#### AIM OF THE EXERCISE
Copy, in full, each line of the material that holds the word "this".

#### RECORDED INFORMATION
======

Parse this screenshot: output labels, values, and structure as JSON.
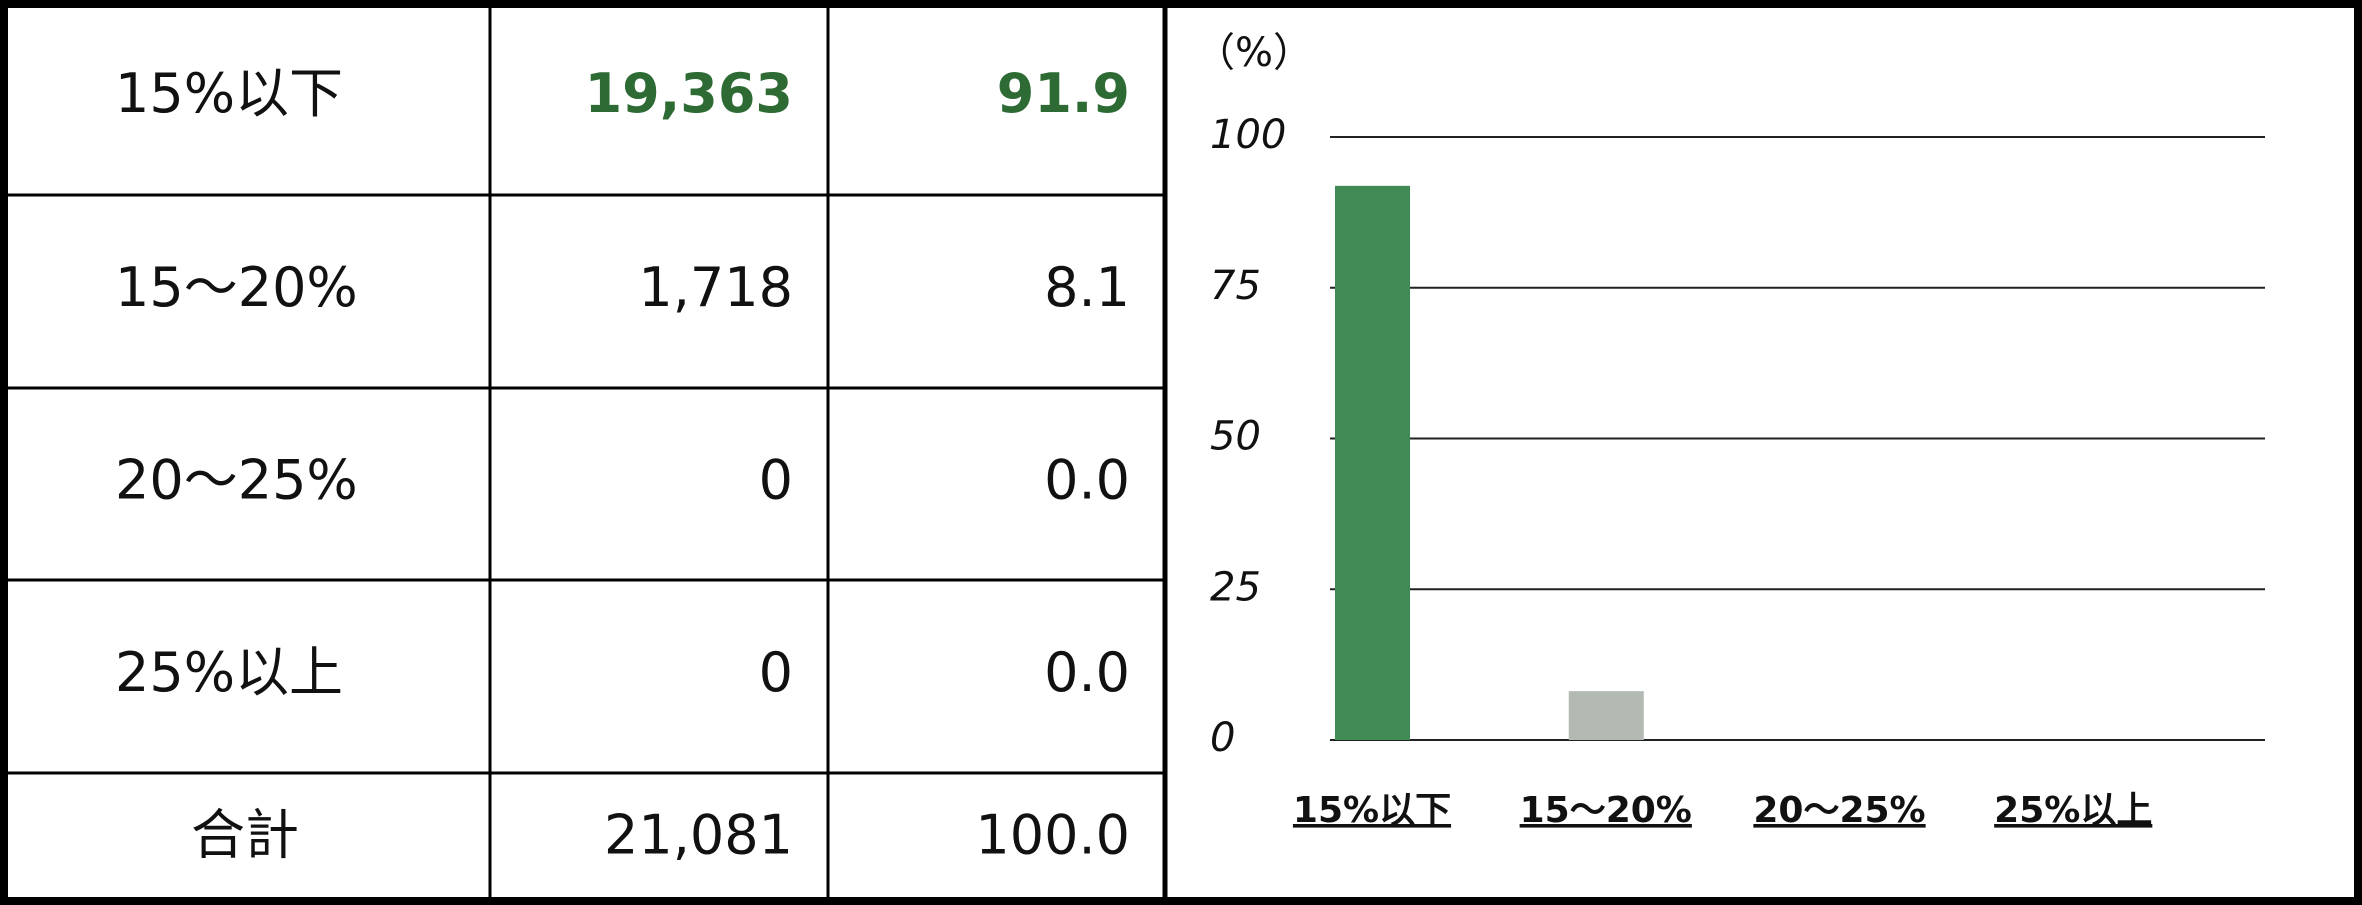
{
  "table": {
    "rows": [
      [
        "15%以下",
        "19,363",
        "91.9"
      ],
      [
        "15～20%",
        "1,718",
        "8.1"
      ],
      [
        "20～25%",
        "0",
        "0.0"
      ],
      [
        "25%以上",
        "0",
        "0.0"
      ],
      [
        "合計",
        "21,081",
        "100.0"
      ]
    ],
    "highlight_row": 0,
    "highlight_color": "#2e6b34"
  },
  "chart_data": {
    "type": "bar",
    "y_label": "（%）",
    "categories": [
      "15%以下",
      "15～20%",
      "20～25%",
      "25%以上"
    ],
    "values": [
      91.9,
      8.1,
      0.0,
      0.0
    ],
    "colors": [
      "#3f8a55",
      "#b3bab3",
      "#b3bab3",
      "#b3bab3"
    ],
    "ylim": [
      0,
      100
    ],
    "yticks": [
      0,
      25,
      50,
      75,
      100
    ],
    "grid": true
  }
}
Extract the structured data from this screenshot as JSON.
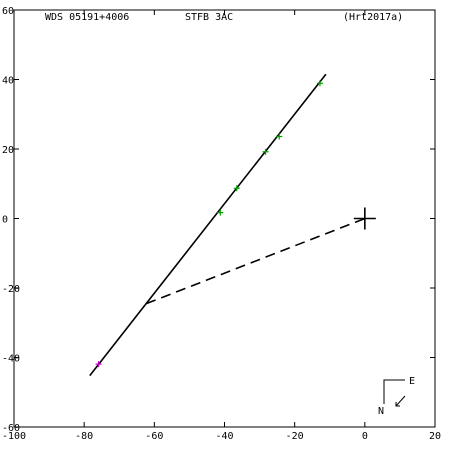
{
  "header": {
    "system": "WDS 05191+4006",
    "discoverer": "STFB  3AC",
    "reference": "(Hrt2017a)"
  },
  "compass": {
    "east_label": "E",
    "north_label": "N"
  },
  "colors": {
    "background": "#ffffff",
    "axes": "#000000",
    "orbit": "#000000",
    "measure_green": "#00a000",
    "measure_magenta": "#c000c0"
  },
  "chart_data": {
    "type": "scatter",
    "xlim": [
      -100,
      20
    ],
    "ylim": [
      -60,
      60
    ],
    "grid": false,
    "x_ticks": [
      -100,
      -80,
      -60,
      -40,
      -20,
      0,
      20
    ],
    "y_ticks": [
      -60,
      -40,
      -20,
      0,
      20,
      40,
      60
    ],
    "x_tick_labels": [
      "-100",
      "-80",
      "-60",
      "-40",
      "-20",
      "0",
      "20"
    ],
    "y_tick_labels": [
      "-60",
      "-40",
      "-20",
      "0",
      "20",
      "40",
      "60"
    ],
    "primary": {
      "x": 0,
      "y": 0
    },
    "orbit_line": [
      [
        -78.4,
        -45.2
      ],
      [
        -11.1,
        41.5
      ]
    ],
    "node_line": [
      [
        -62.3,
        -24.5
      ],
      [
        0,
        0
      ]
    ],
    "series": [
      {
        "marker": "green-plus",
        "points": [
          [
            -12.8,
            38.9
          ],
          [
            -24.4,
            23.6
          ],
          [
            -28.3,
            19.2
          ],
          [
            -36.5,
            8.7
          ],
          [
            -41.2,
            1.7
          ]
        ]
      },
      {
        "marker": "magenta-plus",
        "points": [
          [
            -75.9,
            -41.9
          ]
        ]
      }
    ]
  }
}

======

#### EXERCISE SOLUTION
Parse this screenshot: output labels, values, and structure as JSON.
Extract the structured data from this screenshot as JSON.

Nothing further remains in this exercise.